Teks Hasil Ekstraksi

■ ■ ■

Oleh Nurzengky Ibrahim
IBMCNews — Tanggal 1 Juni 1945, menjadi momentum penting bagi bangsa Indonesia. Istilah ‘Pancasila’ –kemudian harinya terwujudkan– menjadi lambang yang mendasari negara ini; Pertama kali diperkenalkan oleh tokoh terkemuka di tanah air, Ir Soekarno.
Proklamasi Kemerdekaan Republik Indonesia pada saat itu belum terjadi, dan masih dalam gejolak perjuangan tanpa henti. Hanya saja, munculnya Pancasila kepermukaan yang akan dijadikan dasar Negara RI, segera menyita alam pikiran sejumlah tokoh bangsa, khususnya kalangan intektual di tanah air.

■ ■ ■

Isi Data
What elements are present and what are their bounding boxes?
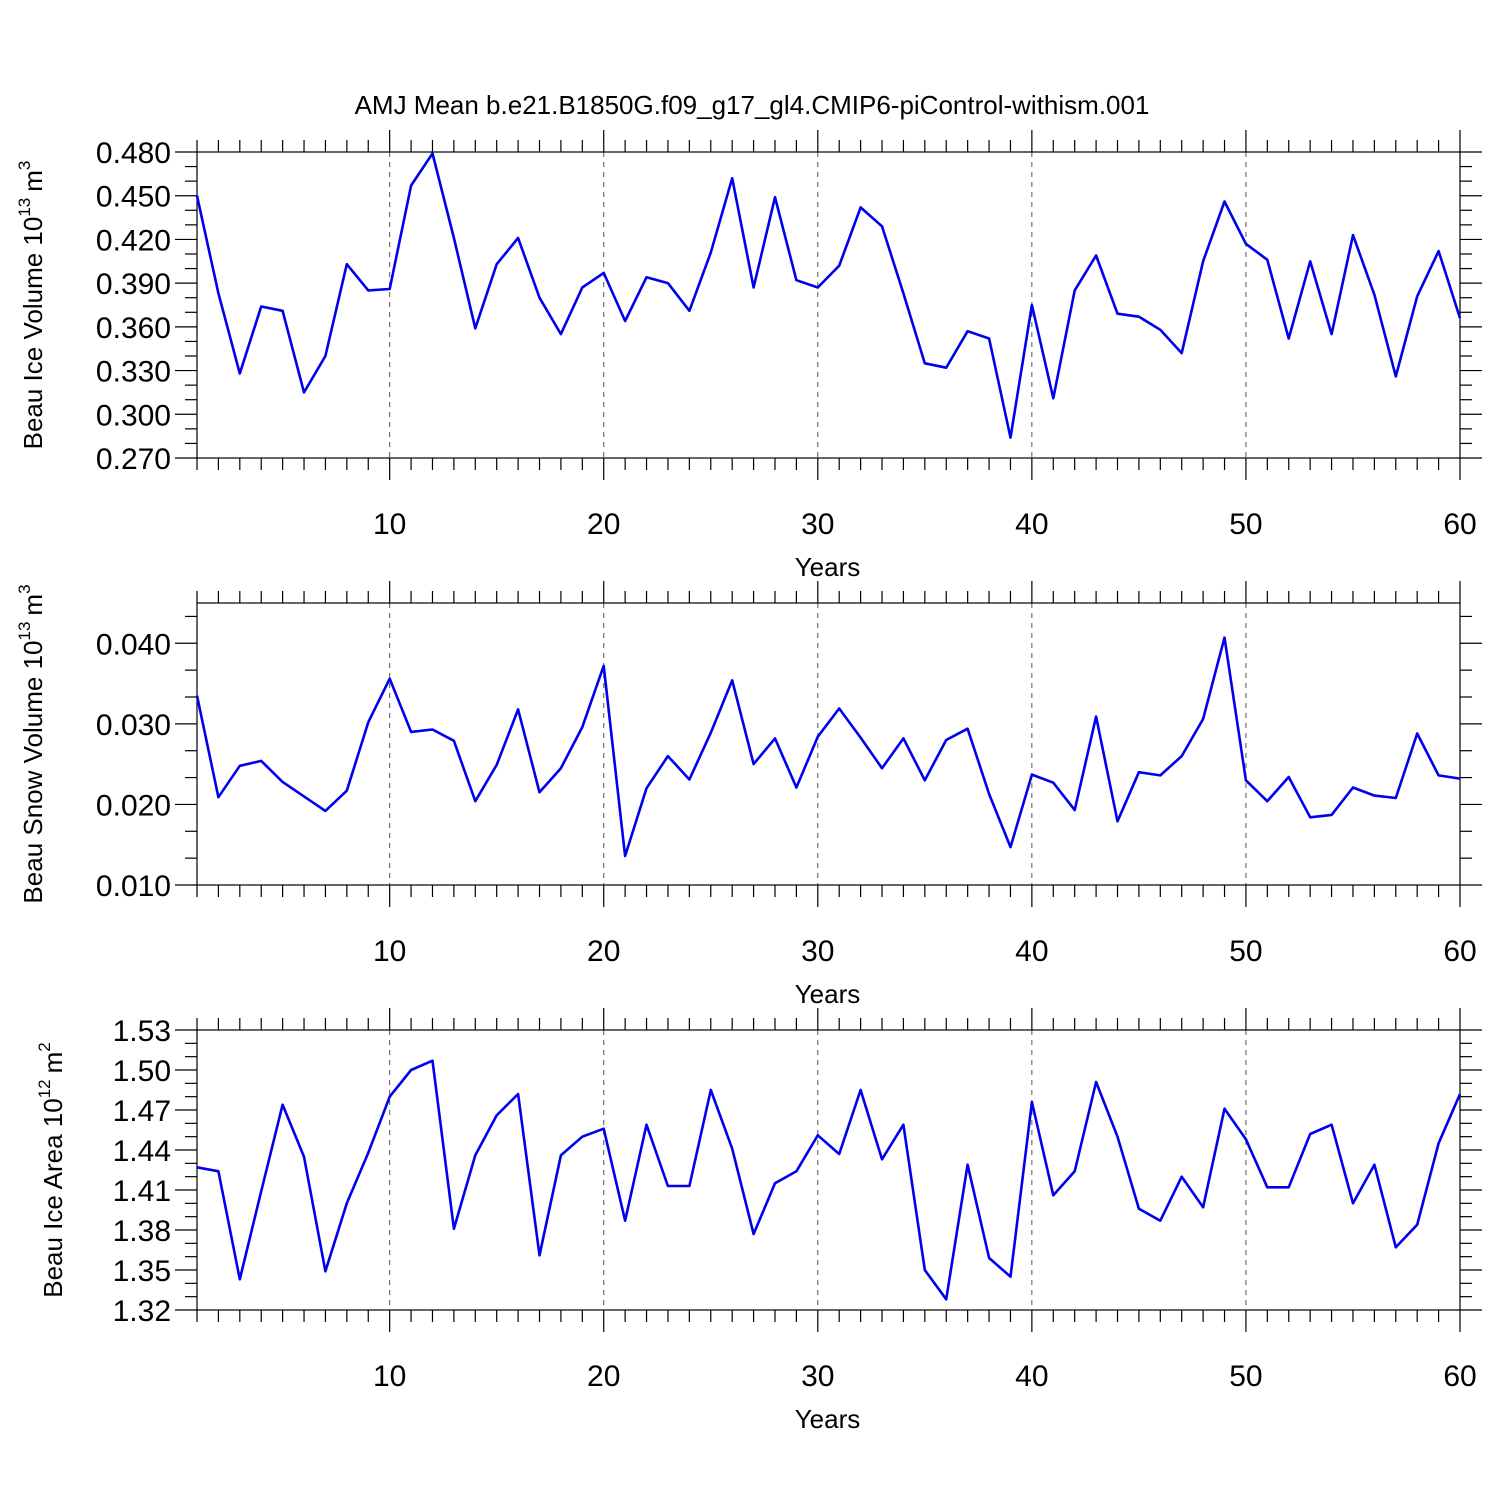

■ ■ ■

Daftar Tugas
1. Dalam teks tentang sejarah Pancasila, mengapa tanggal 1 Juni 1945 disebut sebagai momentum penting bagi bangsa Indonesia? Jawab dalam satu sampai tiga kalimat.
2. Tolong lanjutkan teks tentang sejarah Pancasila mulai dari kalimat terakhirnya.
Data tersebut sama sekali tidak digunakan di sini.

Daftar Jawaban
1. Pada tanggal itu istilah Pancasila pertama kali diperkenalkan oleh Ir Soekarno. Istilah tersebut kemudian menjadi lambang yang mendasari negara Indonesia.

2.
Memang, Pancasila muncul ke pemukaan menjadi rumusan masih baru ‘gres’; Ini, dipandang banyak pihak sangat penting. Banyak juga kalangan yang umumnya sabagai pejuang kemerdekaan mengembangkan pemikiran secara maraton. Pasalnya, isu ini layak menjadi bahan diskusi kaum intelektual, terlebih bagi mereka yang memiliki jalur komunikasi dengan Badan Penyelidik Usaha-usaha Persiapan Kemerdekaan Indonesia (BPUPKI) yang dibentuk dan disahkan Pemerintah Jepang, pada 29 April 1945.
Maka, tat kala Kemerdekaan RI dikumandangkan pada 17 Agustus 1945 oleh ‘dwi tunggal’ Soekarno-Hatta, keesokan harinya (18 Agustus 1945) Pancasila disahkan untuk menjadi dasar negara melalui sidang Panitia Persiapan Kemerdekaan Indonesia (PPKI) yang berdiri pada 9 Agustus 1945.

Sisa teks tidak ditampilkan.